Dataset excerpt
## begin

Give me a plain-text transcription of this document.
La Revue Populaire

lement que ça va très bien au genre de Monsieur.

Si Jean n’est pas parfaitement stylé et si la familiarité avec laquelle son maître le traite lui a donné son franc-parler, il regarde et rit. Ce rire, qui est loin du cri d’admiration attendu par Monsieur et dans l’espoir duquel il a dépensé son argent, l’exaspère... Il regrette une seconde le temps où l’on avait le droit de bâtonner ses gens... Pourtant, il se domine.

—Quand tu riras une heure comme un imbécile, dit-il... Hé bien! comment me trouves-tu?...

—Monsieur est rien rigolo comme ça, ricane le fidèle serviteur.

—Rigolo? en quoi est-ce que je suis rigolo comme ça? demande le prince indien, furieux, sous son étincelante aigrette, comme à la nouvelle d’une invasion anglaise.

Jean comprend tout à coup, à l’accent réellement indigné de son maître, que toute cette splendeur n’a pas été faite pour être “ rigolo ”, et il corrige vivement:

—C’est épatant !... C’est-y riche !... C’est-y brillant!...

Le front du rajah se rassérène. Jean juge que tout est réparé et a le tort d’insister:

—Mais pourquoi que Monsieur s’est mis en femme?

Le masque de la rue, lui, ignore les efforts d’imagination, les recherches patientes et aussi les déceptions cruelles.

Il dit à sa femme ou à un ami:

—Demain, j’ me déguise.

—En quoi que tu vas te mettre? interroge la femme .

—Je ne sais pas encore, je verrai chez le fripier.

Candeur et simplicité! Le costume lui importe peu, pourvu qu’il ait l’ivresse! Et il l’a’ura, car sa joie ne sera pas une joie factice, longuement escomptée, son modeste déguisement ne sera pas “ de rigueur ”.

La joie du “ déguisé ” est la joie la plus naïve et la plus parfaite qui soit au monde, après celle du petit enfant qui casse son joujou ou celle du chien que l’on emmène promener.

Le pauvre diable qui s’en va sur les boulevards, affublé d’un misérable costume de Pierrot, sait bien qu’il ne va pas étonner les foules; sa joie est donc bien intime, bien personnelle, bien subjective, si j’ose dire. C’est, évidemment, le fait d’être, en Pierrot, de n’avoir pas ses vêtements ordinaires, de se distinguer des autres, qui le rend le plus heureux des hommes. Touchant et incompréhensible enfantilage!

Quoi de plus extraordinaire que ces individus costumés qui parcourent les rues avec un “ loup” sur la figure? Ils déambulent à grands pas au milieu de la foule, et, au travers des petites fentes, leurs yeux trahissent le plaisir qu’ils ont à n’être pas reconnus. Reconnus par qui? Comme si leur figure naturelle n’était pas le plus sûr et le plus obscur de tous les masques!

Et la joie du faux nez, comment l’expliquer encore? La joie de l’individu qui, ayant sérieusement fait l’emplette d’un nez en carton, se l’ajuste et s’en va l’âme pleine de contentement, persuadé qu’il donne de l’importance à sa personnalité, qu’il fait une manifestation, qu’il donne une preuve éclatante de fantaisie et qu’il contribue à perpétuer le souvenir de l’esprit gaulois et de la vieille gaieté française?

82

## end

Reproduce each line from the records that contains the word "maître".

> Worked answer:
Si Jean n’est pas parfaitement stylé et si la familiarité avec laquelle son maître le traite lui a donné son franc-parler, il regarde et rit. Ce rire, qui est loin du cri d’admiration attendu par Monsieur et dans l’espoir duquel il a dépensé son argent, l’exaspère... Il regrette une seconde le temps où l’on avait le droit de bâtonner ses gens... Pourtant, il se domine.
Jean comprend tout à coup, à l’accent réellement indigné de son maître, que toute cette splendeur n’a pas été faite pour être “ rigolo ”, et il corrige vivement:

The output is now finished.